• Instructions to follow
Extract the lines that hold the string "essai".
— start of Data shown —
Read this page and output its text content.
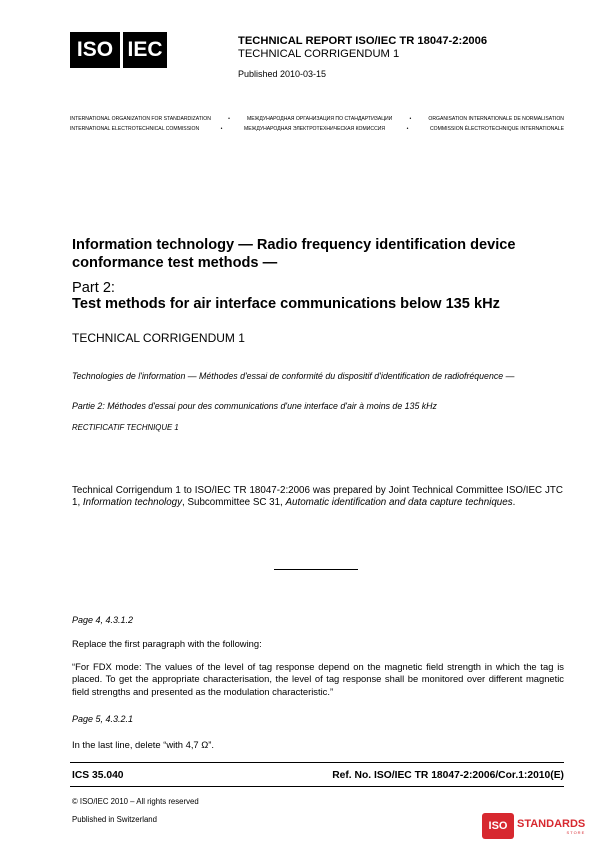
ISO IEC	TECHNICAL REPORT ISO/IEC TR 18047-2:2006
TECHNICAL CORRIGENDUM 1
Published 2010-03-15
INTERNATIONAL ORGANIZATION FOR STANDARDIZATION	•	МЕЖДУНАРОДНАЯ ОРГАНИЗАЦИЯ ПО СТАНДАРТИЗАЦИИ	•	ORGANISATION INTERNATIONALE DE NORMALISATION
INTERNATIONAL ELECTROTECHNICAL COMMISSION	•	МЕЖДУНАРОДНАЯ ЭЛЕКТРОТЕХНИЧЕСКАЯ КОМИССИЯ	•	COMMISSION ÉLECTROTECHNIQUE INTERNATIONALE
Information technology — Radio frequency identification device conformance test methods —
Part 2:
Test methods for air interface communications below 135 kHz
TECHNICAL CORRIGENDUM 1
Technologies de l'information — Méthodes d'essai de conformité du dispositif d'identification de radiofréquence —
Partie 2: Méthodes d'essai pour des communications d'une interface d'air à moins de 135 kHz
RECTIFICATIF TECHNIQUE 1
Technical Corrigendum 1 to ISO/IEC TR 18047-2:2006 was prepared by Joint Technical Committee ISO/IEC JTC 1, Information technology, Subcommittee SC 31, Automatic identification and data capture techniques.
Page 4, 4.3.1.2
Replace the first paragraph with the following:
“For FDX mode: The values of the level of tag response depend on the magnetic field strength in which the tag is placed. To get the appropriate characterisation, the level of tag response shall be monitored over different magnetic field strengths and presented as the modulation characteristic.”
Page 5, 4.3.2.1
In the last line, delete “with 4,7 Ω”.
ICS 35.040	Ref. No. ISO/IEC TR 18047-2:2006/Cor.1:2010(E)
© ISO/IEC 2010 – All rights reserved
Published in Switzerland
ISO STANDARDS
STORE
— end of Data shown —
• Written solution
Technologies de l'information — Méthodes d'essai de conformité du dispositif d'identification de radiofréquence —
Partie 2: Méthodes d'essai pour des communications d'une interface d'air à moins de 135 kHz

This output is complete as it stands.